Quote the listing below in its entirety, omitting every image.
## BEGIN
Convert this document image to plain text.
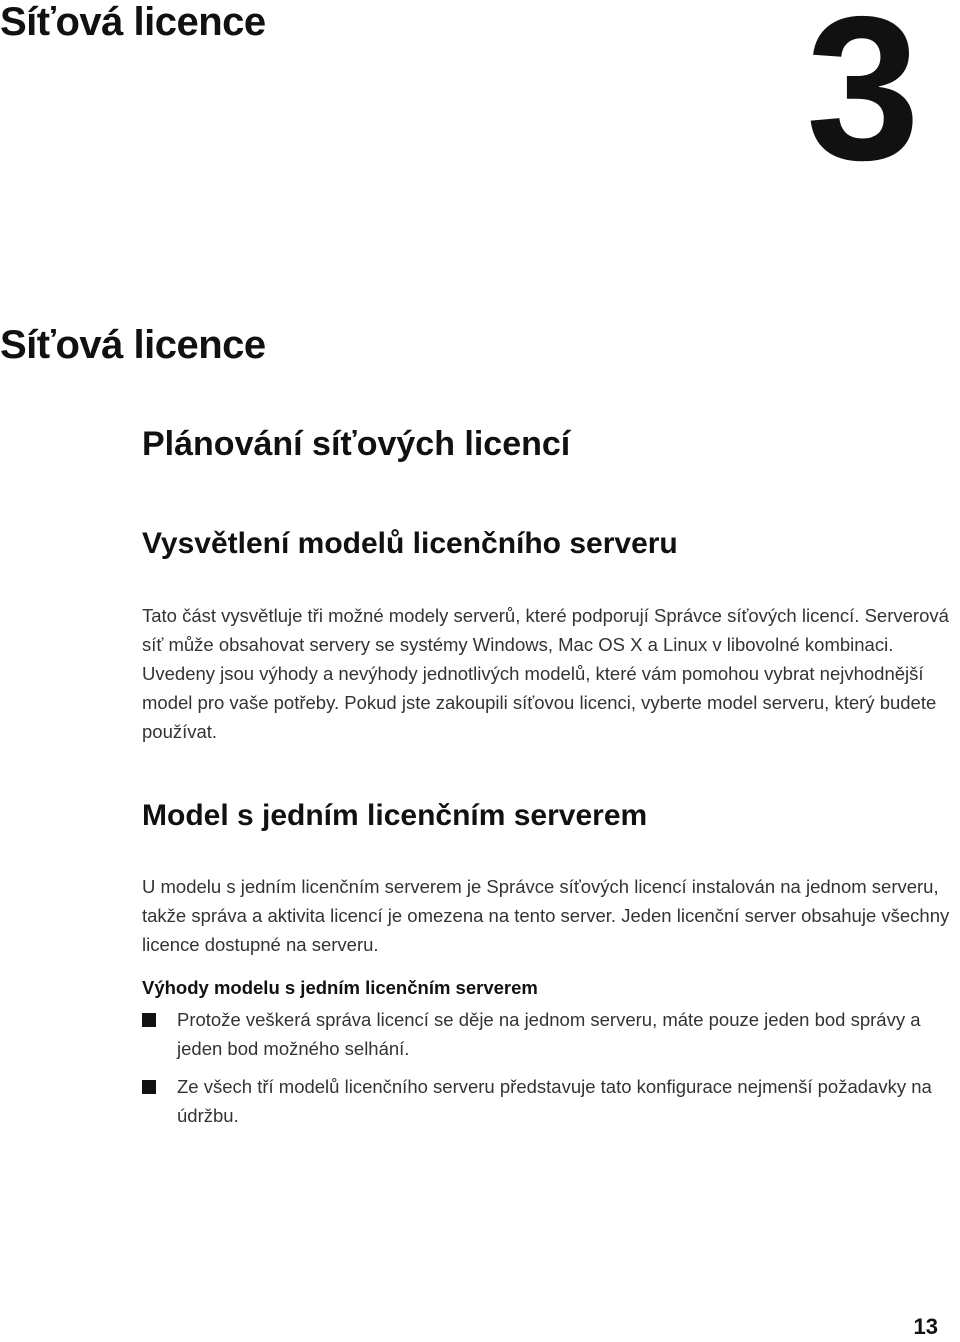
Síťová licence	3
Síťová licence
Plánování síťových licencí
Vysvětlení modelů licenčního serveru

Tato část vysvětluje tři možné modely serverů, které podporují Správce síťových licencí. Serverová síť může obsahovat servery se systémy Windows, Mac OS X a Linux v libovolné kombinaci. Uvedeny jsou výhody a nevýhody jednotlivých modelů, které vám pomohou vybrat nejvhodnější model pro vaše potřeby. Pokud jste zakoupili síťovou licenci, vyberte model serveru, který budete používat.

Model s jedním licenčním serverem

U modelu s jedním licenčním serverem je Správce síťových licencí instalován na jednom serveru, takže správa a aktivita licencí je omezena na tento server. Jeden licenční server obsahuje všechny licence dostupné na serveru.

Výhody modelu s jedním licenčním serverem
Protože veškerá správa licencí se děje na jednom serveru, máte pouze jeden bod správy a jeden bod možného selhání.
Ze všech tří modelů licenčního serveru představuje tato konfigurace nejmenší požadavky na údržbu.
13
## END
**REPLY:**
Convert this document image to plain text.
Síťová licence	3
Síťová licence
Plánování síťových licencí
Vysvětlení modelů licenčního serveru

Tato část vysvětluje tři možné modely serverů, které podporují Správce síťových licencí. Serverová síť může obsahovat servery se systémy Windows, Mac OS X a Linux v libovolné kombinaci. Uvedeny jsou výhody a nevýhody jednotlivých modelů, které vám pomohou vybrat nejvhodnější model pro vaše potřeby. Pokud jste zakoupili síťovou licenci, vyberte model serveru, který budete používat.

Model s jedním licenčním serverem

U modelu s jedním licenčním serverem je Správce síťových licencí instalován na jednom serveru, takže správa a aktivita licencí je omezena na tento server. Jeden licenční server obsahuje všechny licence dostupné na serveru.

Výhody modelu s jedním licenčním serverem
Protože veškerá správa licencí se děje na jednom serveru, máte pouze jeden bod správy a jeden bod možného selhání.
Ze všech tří modelů licenčního serveru představuje tato konfigurace nejmenší požadavky na údržbu.
13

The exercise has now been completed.